■ What is asked: Copy every record below exactly.

■ Material shown:
↓↓↓

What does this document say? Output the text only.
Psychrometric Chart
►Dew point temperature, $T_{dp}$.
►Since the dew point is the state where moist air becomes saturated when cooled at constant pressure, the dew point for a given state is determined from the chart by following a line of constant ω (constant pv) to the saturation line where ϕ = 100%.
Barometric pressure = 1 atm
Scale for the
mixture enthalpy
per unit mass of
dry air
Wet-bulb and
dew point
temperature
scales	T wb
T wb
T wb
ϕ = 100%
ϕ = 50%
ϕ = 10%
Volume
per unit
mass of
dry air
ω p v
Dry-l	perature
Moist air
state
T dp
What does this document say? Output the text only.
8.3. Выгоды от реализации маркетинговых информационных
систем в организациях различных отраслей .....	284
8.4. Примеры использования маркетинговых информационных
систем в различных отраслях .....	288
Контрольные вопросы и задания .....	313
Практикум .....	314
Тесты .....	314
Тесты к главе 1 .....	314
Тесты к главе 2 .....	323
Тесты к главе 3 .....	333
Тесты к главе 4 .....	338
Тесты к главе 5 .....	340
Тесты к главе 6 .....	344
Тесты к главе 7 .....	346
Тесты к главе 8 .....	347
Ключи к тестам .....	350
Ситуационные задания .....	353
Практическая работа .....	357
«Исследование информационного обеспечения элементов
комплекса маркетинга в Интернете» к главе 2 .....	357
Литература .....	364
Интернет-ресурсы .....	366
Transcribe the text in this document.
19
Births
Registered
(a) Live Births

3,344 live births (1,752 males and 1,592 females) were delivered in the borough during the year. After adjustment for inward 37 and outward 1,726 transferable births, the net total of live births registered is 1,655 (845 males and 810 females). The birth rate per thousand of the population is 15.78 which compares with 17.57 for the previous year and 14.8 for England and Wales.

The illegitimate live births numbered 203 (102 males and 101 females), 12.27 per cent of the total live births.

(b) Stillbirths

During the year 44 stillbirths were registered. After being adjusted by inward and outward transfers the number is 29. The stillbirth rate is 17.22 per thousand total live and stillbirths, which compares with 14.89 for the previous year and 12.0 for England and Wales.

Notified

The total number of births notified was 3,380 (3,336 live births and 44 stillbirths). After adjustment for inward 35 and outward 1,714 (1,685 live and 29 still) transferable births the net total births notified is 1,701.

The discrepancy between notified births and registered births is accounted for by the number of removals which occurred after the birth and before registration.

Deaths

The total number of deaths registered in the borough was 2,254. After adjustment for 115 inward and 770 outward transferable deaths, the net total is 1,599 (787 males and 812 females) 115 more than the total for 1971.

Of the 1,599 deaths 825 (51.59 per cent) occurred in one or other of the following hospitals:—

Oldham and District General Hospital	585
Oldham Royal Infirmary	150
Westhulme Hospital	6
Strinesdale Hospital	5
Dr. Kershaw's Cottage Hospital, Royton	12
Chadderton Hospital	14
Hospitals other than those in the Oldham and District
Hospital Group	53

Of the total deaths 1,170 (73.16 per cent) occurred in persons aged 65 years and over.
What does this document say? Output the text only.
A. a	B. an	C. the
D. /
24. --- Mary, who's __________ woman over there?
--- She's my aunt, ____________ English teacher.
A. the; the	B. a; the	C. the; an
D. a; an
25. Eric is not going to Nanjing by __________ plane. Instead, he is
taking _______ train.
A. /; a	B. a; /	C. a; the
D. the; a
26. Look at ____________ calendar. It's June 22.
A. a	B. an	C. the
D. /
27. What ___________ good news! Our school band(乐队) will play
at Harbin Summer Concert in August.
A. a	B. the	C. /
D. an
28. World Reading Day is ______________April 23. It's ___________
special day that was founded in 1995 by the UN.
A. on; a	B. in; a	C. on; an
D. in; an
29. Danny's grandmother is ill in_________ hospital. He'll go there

↑↑↑

■ Solution:
What does this document say? Output the text only.
Psychrometric Chart
►Dew point temperature, $T_{dp}$.
►Since the dew point is the state where moist air becomes saturated when cooled at constant pressure, the dew point for a given state is determined from the chart by following a line of constant ω (constant pv) to the saturation line where ϕ = 100%.
Barometric pressure = 1 atm
Scale for the
mixture enthalpy
per unit mass of
dry air
Wet-bulb and
dew point
temperature
scales	T wb
T wb
T wb
ϕ = 100%
ϕ = 50%
ϕ = 10%
Volume
per unit
mass of
dry air
ω p v
Dry-l	perature
Moist air
state
T dp
What does this document say? Output the text only.
8.3. Выгоды от реализации маркетинговых информационных
систем в организациях различных отраслей .....	284
8.4. Примеры использования маркетинговых информационных
систем в различных отраслях .....	288
Контрольные вопросы и задания .....	313
Практикум .....	314
Тесты .....	314
Тесты к главе 1 .....	314
Тесты к главе 2 .....	323
Тесты к главе 3 .....	333
Тесты к главе 4 .....	338
Тесты к главе 5 .....	340
Тесты к главе 6 .....	344
Тесты к главе 7 .....	346
Тесты к главе 8 .....	347
Ключи к тестам .....	350
Ситуационные задания .....	353
Практическая работа .....	357
«Исследование информационного обеспечения элементов
комплекса маркетинга в Интернете» к главе 2 .....	357
Литература .....	364
Интернет-ресурсы .....	366
Transcribe the text in this document.
19
Births
Registered
(a) Live Births

3,344 live births (1,752 males and 1,592 females) were delivered in the borough during the year. After adjustment for inward 37 and outward 1,726 transferable births, the net total of live births registered is 1,655 (845 males and 810 females). The birth rate per thousand of the population is 15.78 which compares with 17.57 for the previous year and 14.8 for England and Wales.

The illegitimate live births numbered 203 (102 males and 101 females), 12.27 per cent of the total live births.

(b) Stillbirths

During the year 44 stillbirths were registered. After being adjusted by inward and outward transfers the number is 29. The stillbirth rate is 17.22 per thousand total live and stillbirths, which compares with 14.89 for the previous year and 12.0 for England and Wales.

Notified

The total number of births notified was 3,380 (3,336 live births and 44 stillbirths). After adjustment for inward 35 and outward 1,714 (1,685 live and 29 still) transferable births the net total births notified is 1,701.

The discrepancy between notified births and registered births is accounted for by the number of removals which occurred after the birth and before registration.

Deaths

The total number of deaths registered in the borough was 2,254. After adjustment for 115 inward and 770 outward transferable deaths, the net total is 1,599 (787 males and 812 females) 115 more than the total for 1971.

Of the 1,599 deaths 825 (51.59 per cent) occurred in one or other of the following hospitals:—

Oldham and District General Hospital	585
Oldham Royal Infirmary	150
Westhulme Hospital	6
Strinesdale Hospital	5
Dr. Kershaw's Cottage Hospital, Royton	12
Chadderton Hospital	14
Hospitals other than those in the Oldham and District
Hospital Group	53

Of the total deaths 1,170 (73.16 per cent) occurred in persons aged 65 years and over.
What does this document say? Output the text only.
A. a	B. an	C. the
D. /
24. --- Mary, who's __________ woman over there?
--- She's my aunt, ____________ English teacher.
A. the; the	B. a; the	C. the; an
D. a; an
25. Eric is not going to Nanjing by __________ plane. Instead, he is
taking _______ train.
A. /; a	B. a; /	C. a; the
D. the; a
26. Look at ____________ calendar. It's June 22.
A. a	B. an	C. the
D. /
27. What ___________ good news! Our school band(乐队) will play
at Harbin Summer Concert in August.
A. a	B. the	C. /
D. an
28. World Reading Day is ______________April 23. It's ___________
special day that was founded in 1995 by the UN.
A. on; a	B. in; a	C. on; an
D. in; an
29. Danny's grandmother is ill in_________ hospital. He'll go there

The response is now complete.